_The problem:_ Reproduce every entry below precisely; do not include the pictures.

_Given data:_
===============

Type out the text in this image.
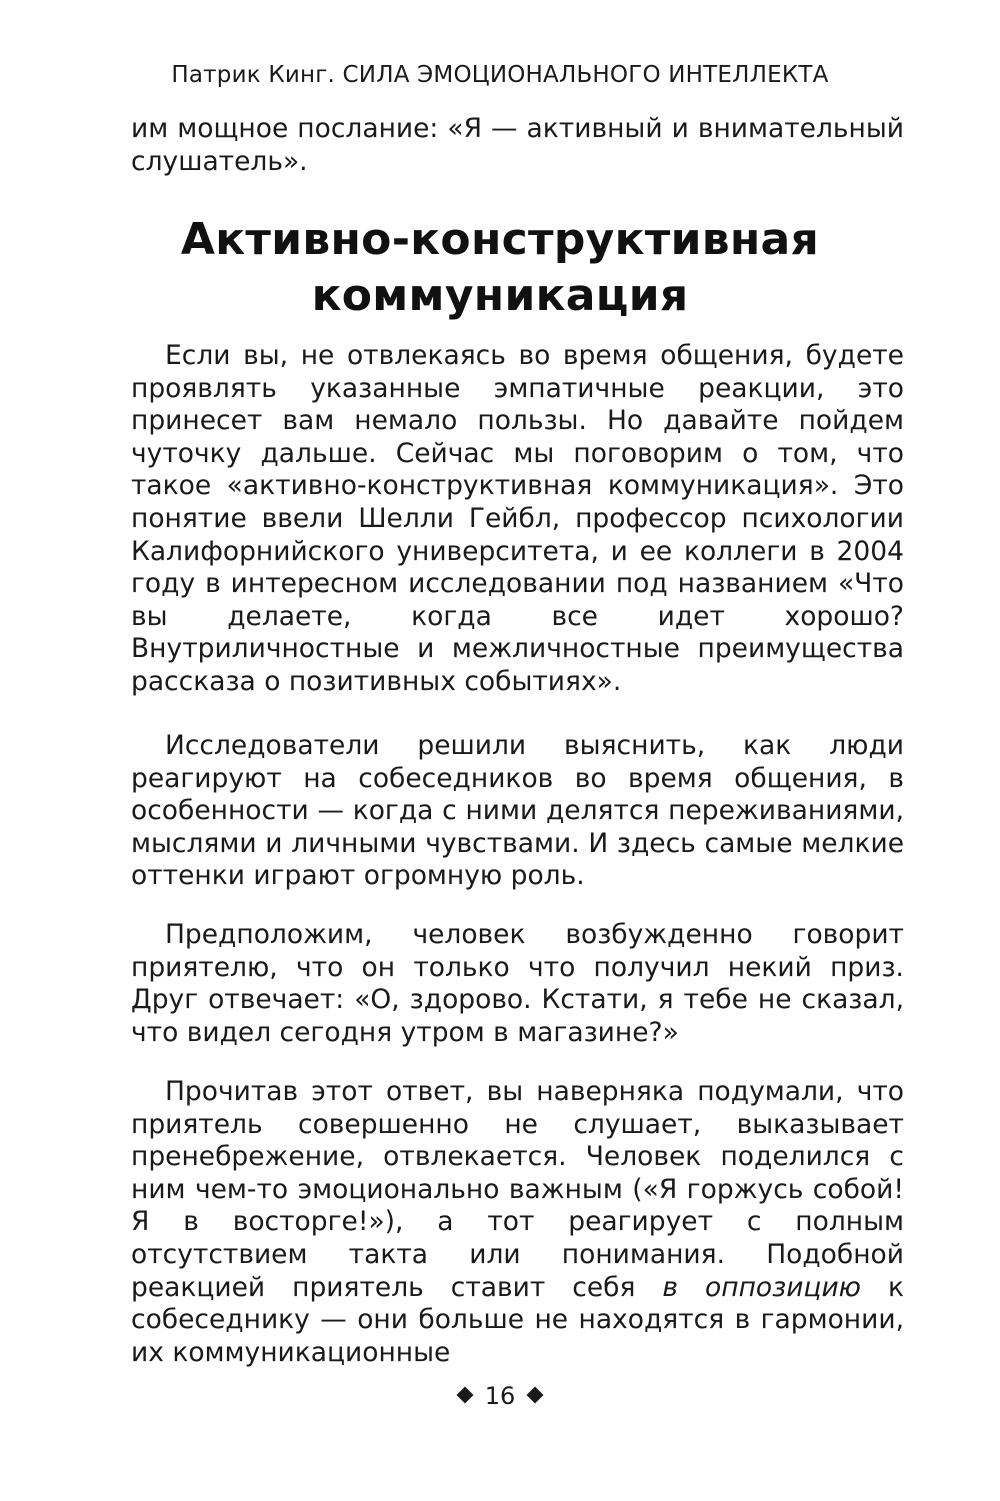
Патрик Кинг. СИЛА ЭМОЦИОНАЛЬНОГО ИНТЕЛЛЕКТА
им мощное послание: «Я — активный и внимательный слушатель».
Активно-конструктивная
коммуникация
Если вы, не отвлекаясь во время общения, будете проявлять указанные эмпатичные реакции, это принесет вам немало пользы. Но давайте пойдем чуточку дальше. Сейчас мы поговорим о том, что такое «активно-конструктивная коммуникация». Это понятие ввели Шелли Гейбл, профессор психологии Калифорнийского университета, и ее коллеги в 2004 году в интересном исследовании под названием «Что вы делаете, когда все идет хорошо? Внутриличностные и межличностные преимущества рассказа о позитивных событиях».
Исследователи решили выяснить, как люди реагируют на собеседников во время общения, в особенности — когда с ними делятся переживаниями, мыслями и личными чувствами. И здесь самые мелкие оттенки играют огромную роль.
Предположим, человек возбужденно говорит приятелю, что он только что получил некий приз. Друг отвечает: «О, здорово. Кстати, я тебе не сказал, что видел сегодня утром в магазине?»
Прочитав этот ответ, вы наверняка подумали, что приятель совершенно не слушает, выказывает пренебрежение, отвлекается. Человек поделился с ним чем-то эмоционально важным («Я горжусь собой! Я в восторге!»), а тот реагирует с полным отсутствием такта или понимания. Подобной реакцией приятель ставит себя в оппозицию к собеседнику — они больше не находятся в гармонии, их коммуникационные
16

===============

_Result of the exercise:_
Type out the text in this image.
Патрик Кинг. СИЛА ЭМОЦИОНАЛЬНОГО ИНТЕЛЛЕКТА
им мощное послание: «Я — активный и внимательный слушатель».
Активно-конструктивная
коммуникация
Если вы, не отвлекаясь во время общения, будете проявлять указанные эмпатичные реакции, это принесет вам немало пользы. Но давайте пойдем чуточку дальше. Сейчас мы поговорим о том, что такое «активно-конструктивная коммуникация». Это понятие ввели Шелли Гейбл, профессор психологии Калифорнийского университета, и ее коллеги в 2004 году в интересном исследовании под названием «Что вы делаете, когда все идет хорошо? Внутриличностные и межличностные преимущества рассказа о позитивных событиях».
Исследователи решили выяснить, как люди реагируют на собеседников во время общения, в особенности — когда с ними делятся переживаниями, мыслями и личными чувствами. И здесь самые мелкие оттенки играют огромную роль.
Предположим, человек возбужденно говорит приятелю, что он только что получил некий приз. Друг отвечает: «О, здорово. Кстати, я тебе не сказал, что видел сегодня утром в магазине?»
Прочитав этот ответ, вы наверняка подумали, что приятель совершенно не слушает, выказывает пренебрежение, отвлекается. Человек поделился с ним чем-то эмоционально важным («Я горжусь собой! Я в восторге!»), а тот реагирует с полным отсутствием такта или понимания. Подобной реакцией приятель ставит себя в оппозицию к собеседнику — они больше не находятся в гармонии, их коммуникационные
16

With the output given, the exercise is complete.